▶ _Text section_:

I can't believe it's an entire year since I did that passion installation. But it is. So this morning it was Good Friday again, and this morning, I was asked to read Luke's account of the trial of Jesus.
For some reason, I found myself thinking of the other stories, the everyday stories that have become secret stories.
I thought about how Pilate was said to have confiscated the seamless garment of Jesus that the soldiers had diced for at the foot of the cross, and how the story goes that he had spirited it away. An account is that he was taken to Rome, to be disciplined by the emperor, and that he wore Christ's seamless garment to the hearing, and that everyone who spoke to him was at a loss, as long as he wore it. He was asked to remove it, though, and then he was in trouble.
And I thought about Longinus the Centurion, with the cataract in his eye, and how he thrust the spear into Jesus's side as an act of mercy, and how the blood and water went in his face, and healed his eye. Longinus kept the spear, and became a Christian himself later on. There's a novel in that.
I thought about Veronica, who kept safe the shroud of Jesus, that had been imprinted with his face.
And then, for reasons I can't quite fathom, I found myself thinking today of the chaplain at my school.
Father Philip was a high Anglican priest, a celibate. I am certain now that he was gay. He was one of the very few people in that awful, benighted place to treat me with anything like compassion or respect. He wasn't liked, widely, and many of the straight boys accused him of being a pervert or a weirdo. He wasn't, or at least if he was, he did not try anything around me. So I don't know. I know of no actual accusations. But even the popular teachers, the kind ones, were kind of tainted in that place, like Mr L, the South African maths teacher who was twinkly and sweet-natured and called the boys by an Afrikaans term of endearment that – of course! – I discovered years later was quite racist.

▶ _Provided material_:
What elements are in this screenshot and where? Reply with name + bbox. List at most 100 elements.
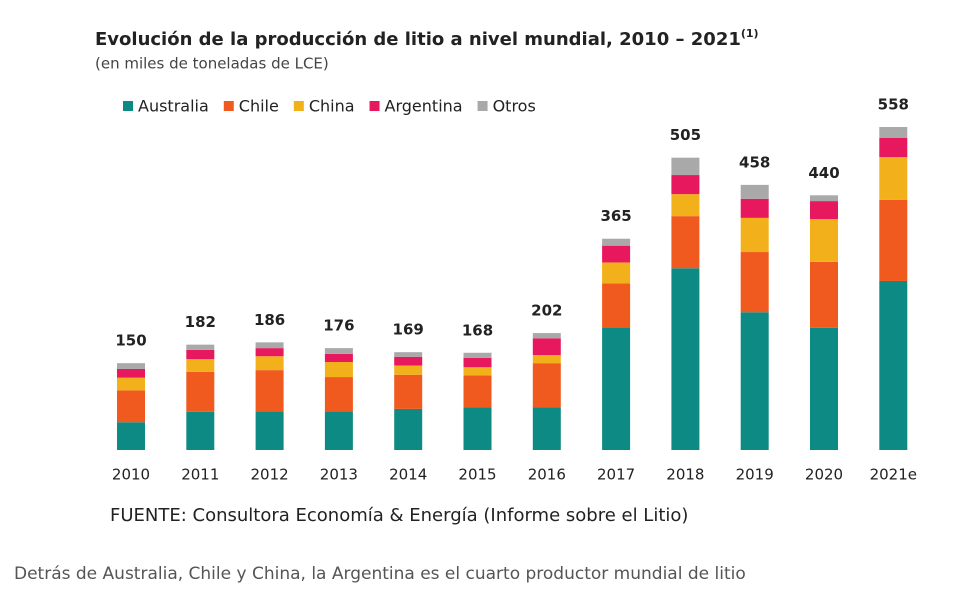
--
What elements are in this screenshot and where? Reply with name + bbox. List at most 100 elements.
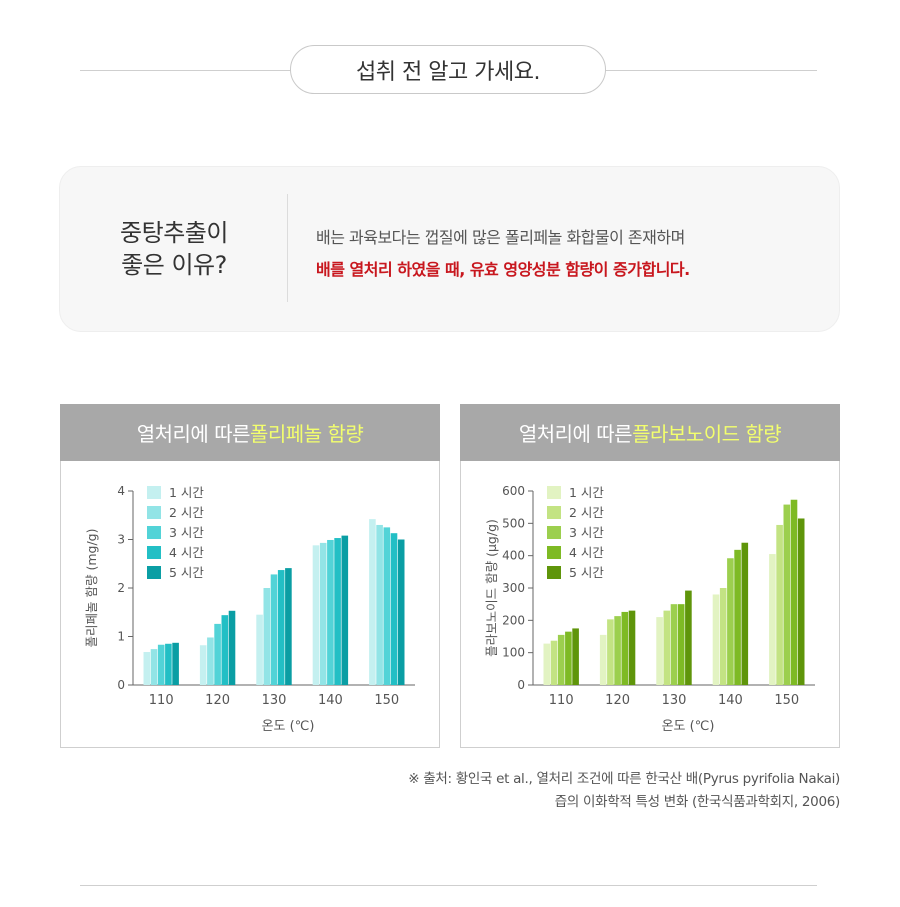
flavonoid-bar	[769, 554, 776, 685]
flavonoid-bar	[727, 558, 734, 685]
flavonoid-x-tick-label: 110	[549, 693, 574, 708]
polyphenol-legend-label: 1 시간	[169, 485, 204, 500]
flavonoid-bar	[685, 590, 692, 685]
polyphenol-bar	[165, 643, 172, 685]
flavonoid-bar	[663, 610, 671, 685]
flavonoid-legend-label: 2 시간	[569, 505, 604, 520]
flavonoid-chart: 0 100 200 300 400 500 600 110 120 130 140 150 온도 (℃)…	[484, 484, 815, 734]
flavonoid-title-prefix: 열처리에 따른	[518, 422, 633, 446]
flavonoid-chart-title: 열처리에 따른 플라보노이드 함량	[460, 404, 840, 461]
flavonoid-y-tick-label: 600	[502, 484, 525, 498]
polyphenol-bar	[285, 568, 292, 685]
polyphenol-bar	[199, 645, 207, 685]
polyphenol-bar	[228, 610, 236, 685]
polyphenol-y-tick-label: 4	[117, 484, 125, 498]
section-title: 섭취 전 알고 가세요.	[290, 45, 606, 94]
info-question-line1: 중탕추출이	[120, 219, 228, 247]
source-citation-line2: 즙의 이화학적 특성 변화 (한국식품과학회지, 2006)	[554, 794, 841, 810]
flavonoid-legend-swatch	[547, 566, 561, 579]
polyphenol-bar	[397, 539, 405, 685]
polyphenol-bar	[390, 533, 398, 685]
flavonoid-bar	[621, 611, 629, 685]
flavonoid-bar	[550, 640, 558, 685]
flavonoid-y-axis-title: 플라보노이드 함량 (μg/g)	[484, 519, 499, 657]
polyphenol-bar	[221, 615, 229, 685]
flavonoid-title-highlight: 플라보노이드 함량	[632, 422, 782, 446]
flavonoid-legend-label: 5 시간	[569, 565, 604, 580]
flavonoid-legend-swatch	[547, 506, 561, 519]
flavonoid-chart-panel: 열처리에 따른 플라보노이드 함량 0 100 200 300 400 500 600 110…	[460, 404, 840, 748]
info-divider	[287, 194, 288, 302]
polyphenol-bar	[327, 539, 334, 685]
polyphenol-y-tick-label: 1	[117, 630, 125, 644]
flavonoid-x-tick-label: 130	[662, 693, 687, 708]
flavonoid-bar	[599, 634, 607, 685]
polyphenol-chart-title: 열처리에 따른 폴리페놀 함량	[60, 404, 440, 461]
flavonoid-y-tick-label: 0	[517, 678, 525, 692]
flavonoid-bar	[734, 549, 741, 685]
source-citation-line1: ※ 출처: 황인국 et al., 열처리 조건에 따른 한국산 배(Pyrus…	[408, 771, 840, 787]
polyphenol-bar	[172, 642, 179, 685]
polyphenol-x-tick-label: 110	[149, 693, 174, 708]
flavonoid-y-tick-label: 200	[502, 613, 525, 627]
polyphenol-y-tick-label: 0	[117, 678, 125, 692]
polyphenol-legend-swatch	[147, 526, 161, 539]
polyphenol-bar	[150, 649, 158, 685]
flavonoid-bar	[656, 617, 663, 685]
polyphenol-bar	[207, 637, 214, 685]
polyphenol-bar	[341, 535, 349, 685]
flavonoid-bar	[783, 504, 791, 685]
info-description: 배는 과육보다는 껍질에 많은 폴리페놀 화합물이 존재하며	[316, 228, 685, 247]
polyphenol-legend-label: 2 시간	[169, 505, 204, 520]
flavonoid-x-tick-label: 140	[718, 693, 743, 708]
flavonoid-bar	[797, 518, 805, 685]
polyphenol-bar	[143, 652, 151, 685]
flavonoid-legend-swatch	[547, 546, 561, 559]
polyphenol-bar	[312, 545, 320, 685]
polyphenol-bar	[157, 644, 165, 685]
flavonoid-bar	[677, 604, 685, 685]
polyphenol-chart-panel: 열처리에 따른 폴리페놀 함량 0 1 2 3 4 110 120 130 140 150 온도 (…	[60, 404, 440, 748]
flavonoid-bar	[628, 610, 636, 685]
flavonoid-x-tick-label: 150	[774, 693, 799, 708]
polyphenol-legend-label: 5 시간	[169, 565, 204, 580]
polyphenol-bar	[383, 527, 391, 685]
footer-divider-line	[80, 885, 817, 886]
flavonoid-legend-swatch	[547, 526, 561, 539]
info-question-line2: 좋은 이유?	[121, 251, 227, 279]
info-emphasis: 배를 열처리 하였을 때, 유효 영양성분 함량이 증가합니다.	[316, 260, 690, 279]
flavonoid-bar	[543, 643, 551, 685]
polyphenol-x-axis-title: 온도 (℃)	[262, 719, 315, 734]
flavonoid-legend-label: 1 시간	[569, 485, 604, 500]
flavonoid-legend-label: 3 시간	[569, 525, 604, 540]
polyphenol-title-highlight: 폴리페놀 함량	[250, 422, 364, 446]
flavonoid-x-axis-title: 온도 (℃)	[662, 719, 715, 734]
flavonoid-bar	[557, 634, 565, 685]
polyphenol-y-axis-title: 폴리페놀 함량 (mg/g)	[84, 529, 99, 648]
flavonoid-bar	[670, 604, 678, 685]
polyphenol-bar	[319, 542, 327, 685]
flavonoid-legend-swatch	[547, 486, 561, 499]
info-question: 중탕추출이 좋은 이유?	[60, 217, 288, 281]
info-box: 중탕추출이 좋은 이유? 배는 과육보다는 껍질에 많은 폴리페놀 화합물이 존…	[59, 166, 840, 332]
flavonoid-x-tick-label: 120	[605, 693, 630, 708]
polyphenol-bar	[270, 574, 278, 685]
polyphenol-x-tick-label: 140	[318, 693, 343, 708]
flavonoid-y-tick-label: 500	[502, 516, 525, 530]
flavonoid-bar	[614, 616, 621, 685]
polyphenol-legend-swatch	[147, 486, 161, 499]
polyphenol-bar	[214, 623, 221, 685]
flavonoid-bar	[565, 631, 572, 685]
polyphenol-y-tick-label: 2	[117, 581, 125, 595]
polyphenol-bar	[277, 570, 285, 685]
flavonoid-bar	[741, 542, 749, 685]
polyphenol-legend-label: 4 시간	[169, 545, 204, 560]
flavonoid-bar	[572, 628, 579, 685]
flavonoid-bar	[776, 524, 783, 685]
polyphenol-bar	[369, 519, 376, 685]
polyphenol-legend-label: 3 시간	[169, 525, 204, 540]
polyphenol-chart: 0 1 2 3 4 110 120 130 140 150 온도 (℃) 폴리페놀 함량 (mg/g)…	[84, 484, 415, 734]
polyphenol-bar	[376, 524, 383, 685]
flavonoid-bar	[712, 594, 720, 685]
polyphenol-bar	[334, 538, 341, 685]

▶ _Work instructions_:
**A.** In the Good Friday reflection, how was the cataract in Longinus's eye healed?
**B.** Revise the Good Friday reflection by giving everything from "And I thought" down to "novel in that." with "spear" replaced by "lance".

▶ _Task-by-task results_:
**A.** When he thrust the spear into Jesus's side, the blood and water went into his face, and that healed his eye.

**B.**
And I thought about Longinus the Centurion, with the cataract in his eye, and how he thrust the lance into Jesus's side as an act of mercy, and how the blood and water went in his face, and healed his eye. Longinus kept the lance, and became a Christian himself later on. There's a novel in that.